§ WHAT YOU ARE ASKED TO DO
Pictures stay out; everything else in the records below is copied exactly.
====== MATERIAL SHOWN ======
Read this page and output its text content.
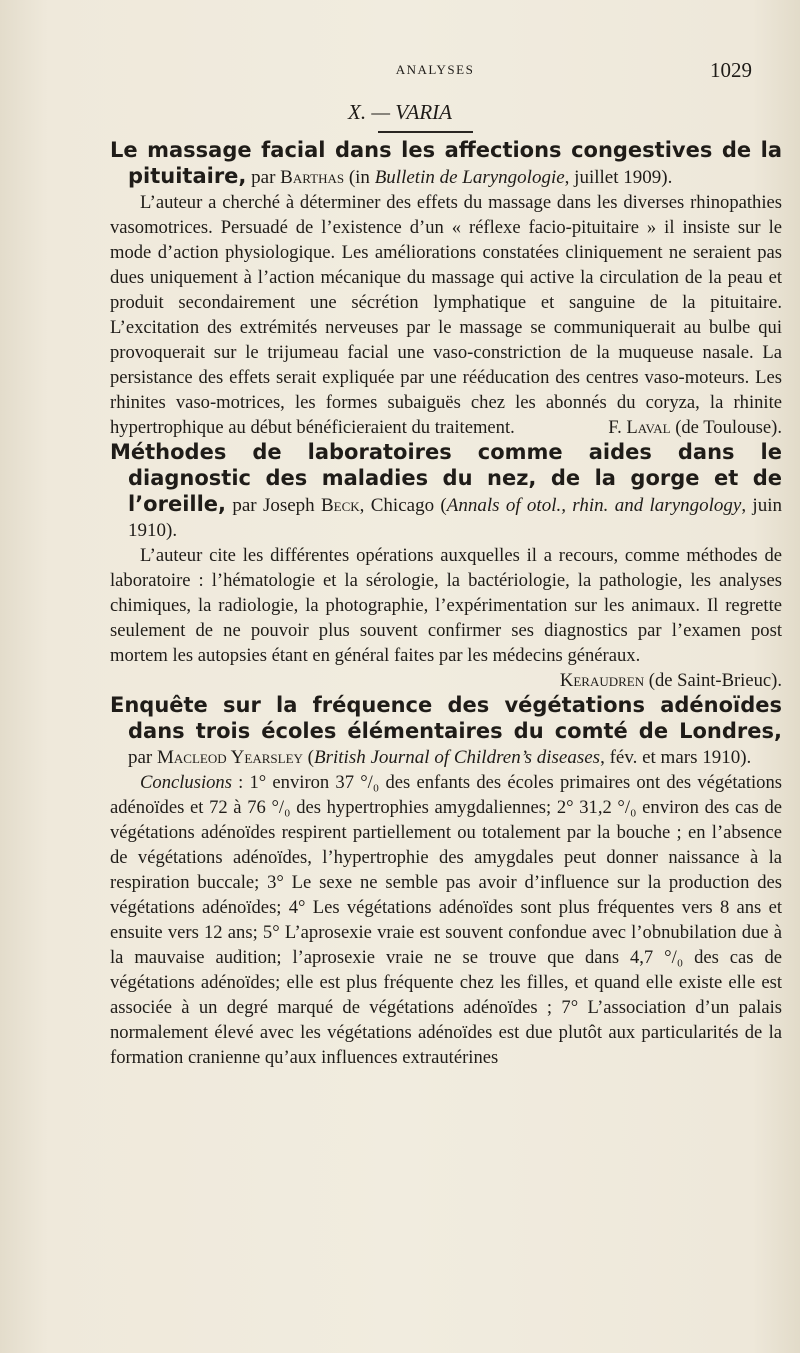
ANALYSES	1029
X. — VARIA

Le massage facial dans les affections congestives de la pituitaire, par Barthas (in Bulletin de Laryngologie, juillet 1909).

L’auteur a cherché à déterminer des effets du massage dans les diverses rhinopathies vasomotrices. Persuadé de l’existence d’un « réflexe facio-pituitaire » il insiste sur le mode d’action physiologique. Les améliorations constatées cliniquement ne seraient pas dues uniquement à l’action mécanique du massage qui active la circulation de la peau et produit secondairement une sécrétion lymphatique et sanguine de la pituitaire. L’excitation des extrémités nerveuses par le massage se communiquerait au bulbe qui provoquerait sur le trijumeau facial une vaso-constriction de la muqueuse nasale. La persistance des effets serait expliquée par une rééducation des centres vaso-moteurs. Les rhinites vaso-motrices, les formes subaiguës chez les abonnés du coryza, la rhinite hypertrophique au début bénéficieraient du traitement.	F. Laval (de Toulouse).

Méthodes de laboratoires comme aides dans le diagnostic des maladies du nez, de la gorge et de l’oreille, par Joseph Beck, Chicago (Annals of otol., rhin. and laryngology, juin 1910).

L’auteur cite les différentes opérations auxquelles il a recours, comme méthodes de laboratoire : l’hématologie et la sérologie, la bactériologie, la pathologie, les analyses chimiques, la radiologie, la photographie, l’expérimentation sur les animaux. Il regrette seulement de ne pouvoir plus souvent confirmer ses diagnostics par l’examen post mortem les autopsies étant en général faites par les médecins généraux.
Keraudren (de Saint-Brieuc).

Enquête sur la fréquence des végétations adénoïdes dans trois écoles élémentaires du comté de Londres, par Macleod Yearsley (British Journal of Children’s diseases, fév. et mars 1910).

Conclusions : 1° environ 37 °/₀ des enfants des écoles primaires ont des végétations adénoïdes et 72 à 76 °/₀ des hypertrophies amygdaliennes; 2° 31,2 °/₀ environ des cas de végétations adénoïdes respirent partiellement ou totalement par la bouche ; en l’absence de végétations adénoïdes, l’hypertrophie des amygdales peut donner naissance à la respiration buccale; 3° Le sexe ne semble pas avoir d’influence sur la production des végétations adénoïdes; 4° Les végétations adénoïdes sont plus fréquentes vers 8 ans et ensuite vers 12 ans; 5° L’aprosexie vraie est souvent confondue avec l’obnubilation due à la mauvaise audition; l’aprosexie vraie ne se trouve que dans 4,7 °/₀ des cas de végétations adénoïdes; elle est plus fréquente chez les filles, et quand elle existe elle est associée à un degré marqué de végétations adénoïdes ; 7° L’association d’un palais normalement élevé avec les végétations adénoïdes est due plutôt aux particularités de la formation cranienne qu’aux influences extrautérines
======
§ RESPONSE FOR THIS EXERCISE
Read this page and output its text content.
ANALYSES	1029
X. — VARIA

Le massage facial dans les affections congestives de la pituitaire, par Barthas (in Bulletin de Laryngologie, juillet 1909).

L’auteur a cherché à déterminer des effets du massage dans les diverses rhinopathies vasomotrices. Persuadé de l’existence d’un « réflexe facio-pituitaire » il insiste sur le mode d’action physiologique. Les améliorations constatées cliniquement ne seraient pas dues uniquement à l’action mécanique du massage qui active la circulation de la peau et produit secondairement une sécrétion lymphatique et sanguine de la pituitaire. L’excitation des extrémités nerveuses par le massage se communiquerait au bulbe qui provoquerait sur le trijumeau facial une vaso-constriction de la muqueuse nasale. La persistance des effets serait expliquée par une rééducation des centres vaso-moteurs. Les rhinites vaso-motrices, les formes subaiguës chez les abonnés du coryza, la rhinite hypertrophique au début bénéficieraient du traitement.	F. Laval (de Toulouse).

Méthodes de laboratoires comme aides dans le diagnostic des maladies du nez, de la gorge et de l’oreille, par Joseph Beck, Chicago (Annals of otol., rhin. and laryngology, juin 1910).

L’auteur cite les différentes opérations auxquelles il a recours, comme méthodes de laboratoire : l’hématologie et la sérologie, la bactériologie, la pathologie, les analyses chimiques, la radiologie, la photographie, l’expérimentation sur les animaux. Il regrette seulement de ne pouvoir plus souvent confirmer ses diagnostics par l’examen post mortem les autopsies étant en général faites par les médecins généraux.
Keraudren (de Saint-Brieuc).

Enquête sur la fréquence des végétations adénoïdes dans trois écoles élémentaires du comté de Londres, par Macleod Yearsley (British Journal of Children’s diseases, fév. et mars 1910).

Conclusions : 1° environ 37 °/₀ des enfants des écoles primaires ont des végétations adénoïdes et 72 à 76 °/₀ des hypertrophies amygdaliennes; 2° 31,2 °/₀ environ des cas de végétations adénoïdes respirent partiellement ou totalement par la bouche ; en l’absence de végétations adénoïdes, l’hypertrophie des amygdales peut donner naissance à la respiration buccale; 3° Le sexe ne semble pas avoir d’influence sur la production des végétations adénoïdes; 4° Les végétations adénoïdes sont plus fréquentes vers 8 ans et ensuite vers 12 ans; 5° L’aprosexie vraie est souvent confondue avec l’obnubilation due à la mauvaise audition; l’aprosexie vraie ne se trouve que dans 4,7 °/₀ des cas de végétations adénoïdes; elle est plus fréquente chez les filles, et quand elle existe elle est associée à un degré marqué de végétations adénoïdes ; 7° L’association d’un palais normalement élevé avec les végétations adénoïdes est due plutôt aux particularités de la formation cranienne qu’aux influences extrautérines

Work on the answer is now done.